━━ Task data
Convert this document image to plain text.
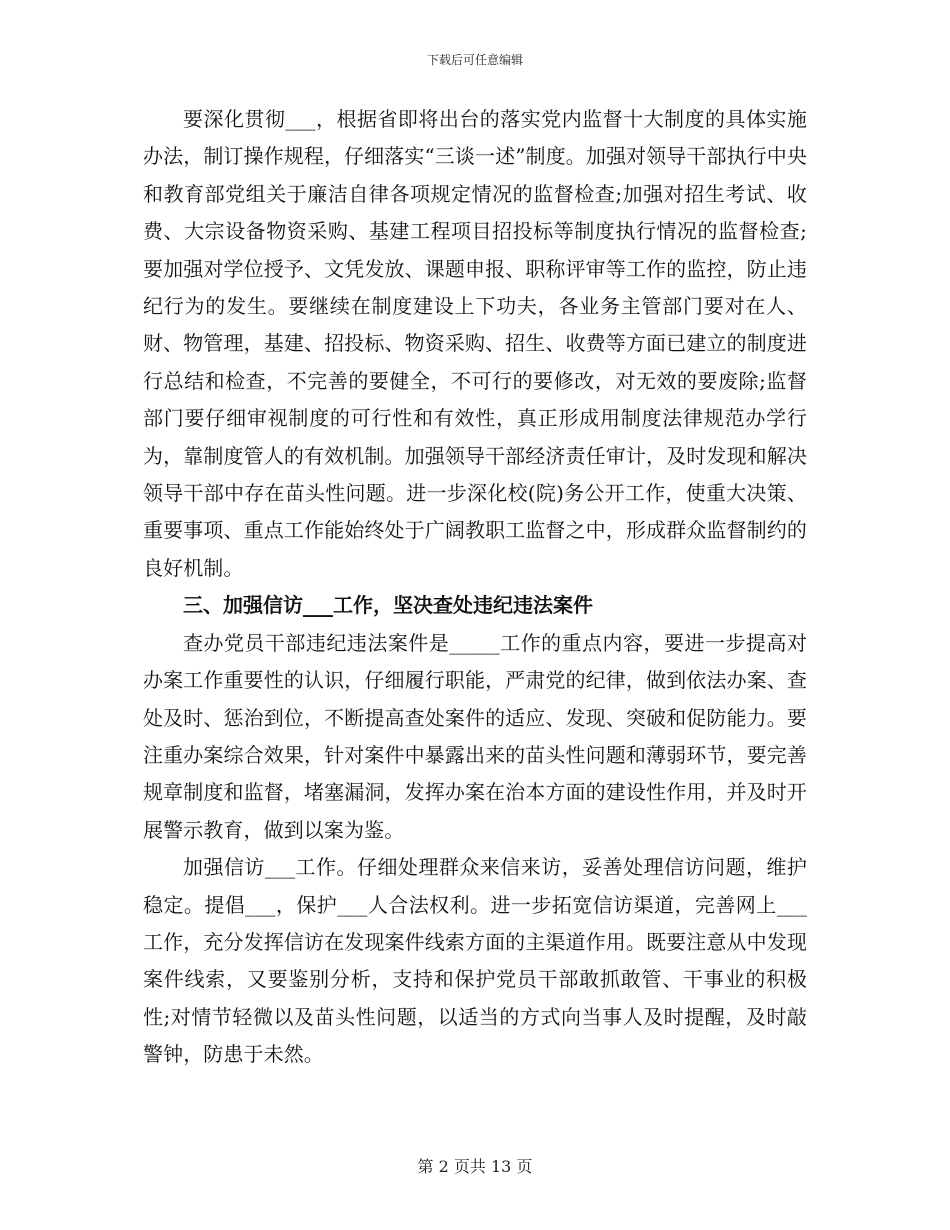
下载后可任意编辑

要深化贯彻___，根据省即将出台的落实党内监督十大制度的具体实施办法，制订操作规程，仔细落实“三谈一述”制度。加强对领导干部执行中央和教育部党组关于廉洁自律各项规定情况的监督检查;加强对招生考试、收费、大宗设备物资采购、基建工程项目招投标等制度执行情况的监督检查;要加强对学位授予、文凭发放、课题申报、职称评审等工作的监控，防止违纪行为的发生。要继续在制度建设上下功夫，各业务主管部门要对在人、财、物管理，基建、招投标、物资采购、招生、收费等方面已建立的制度进行总结和检查，不完善的要健全，不可行的要修改，对无效的要废除;监督部门要仔细审视制度的可行性和有效性，真正形成用制度法律规范办学行为，靠制度管人的有效机制。加强领导干部经济责任审计，及时发现和解决领导干部中存在苗头性问题。进一步深化校(院)务公开工作，使重大决策、重要事项、重点工作能始终处于广阔教职工监督之中，形成群众监督制约的良好机制。

三、加强信访___工作，坚决查处违纪违法案件

查办党员干部违纪违法案件是_____工作的重点内容，要进一步提高对办案工作重要性的认识，仔细履行职能，严肃党的纪律，做到依法办案、查处及时、惩治到位，不断提高查处案件的适应、发现、突破和促防能力。要注重办案综合效果，针对案件中暴露出来的苗头性问题和薄弱环节，要完善规章制度和监督，堵塞漏洞，发挥办案在治本方面的建设性作用，并及时开展警示教育，做到以案为鉴。

加强信访___工作。仔细处理群众来信来访，妥善处理信访问题，维护稳定。提倡___，保护___人合法权利。进一步拓宽信访渠道，完善网上___工作，充分发挥信访在发现案件线索方面的主渠道作用。既要注意从中发现案件线索，又要鉴别分析，支持和保护党员干部敢抓敢管、干事业的积极性;对情节轻微以及苗头性问题，以适当的方式向当事人及时提醒，及时敲警钟，防患于未然。

第 2 页共 13 页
━━━━
--- Exercise prompt ---
Repeat the material exactly as it reads, without any of its pictures.

--- Output for this task ---
Convert this document image to plain text.
下载后可任意编辑

要深化贯彻___，根据省即将出台的落实党内监督十大制度的具体实施办法，制订操作规程，仔细落实“三谈一述”制度。加强对领导干部执行中央和教育部党组关于廉洁自律各项规定情况的监督检查;加强对招生考试、收费、大宗设备物资采购、基建工程项目招投标等制度执行情况的监督检查;要加强对学位授予、文凭发放、课题申报、职称评审等工作的监控，防止违纪行为的发生。要继续在制度建设上下功夫，各业务主管部门要对在人、财、物管理，基建、招投标、物资采购、招生、收费等方面已建立的制度进行总结和检查，不完善的要健全，不可行的要修改，对无效的要废除;监督部门要仔细审视制度的可行性和有效性，真正形成用制度法律规范办学行为，靠制度管人的有效机制。加强领导干部经济责任审计，及时发现和解决领导干部中存在苗头性问题。进一步深化校(院)务公开工作，使重大决策、重要事项、重点工作能始终处于广阔教职工监督之中，形成群众监督制约的良好机制。

三、加强信访___工作，坚决查处违纪违法案件

查办党员干部违纪违法案件是_____工作的重点内容，要进一步提高对办案工作重要性的认识，仔细履行职能，严肃党的纪律，做到依法办案、查处及时、惩治到位，不断提高查处案件的适应、发现、突破和促防能力。要注重办案综合效果，针对案件中暴露出来的苗头性问题和薄弱环节，要完善规章制度和监督，堵塞漏洞，发挥办案在治本方面的建设性作用，并及时开展警示教育，做到以案为鉴。

加强信访___工作。仔细处理群众来信来访，妥善处理信访问题，维护稳定。提倡___，保护___人合法权利。进一步拓宽信访渠道，完善网上___工作，充分发挥信访在发现案件线索方面的主渠道作用。既要注意从中发现案件线索，又要鉴别分析，支持和保护党员干部敢抓敢管、干事业的积极性;对情节轻微以及苗头性问题，以适当的方式向当事人及时提醒，及时敲警钟，防患于未然。

第 2 页共 13 页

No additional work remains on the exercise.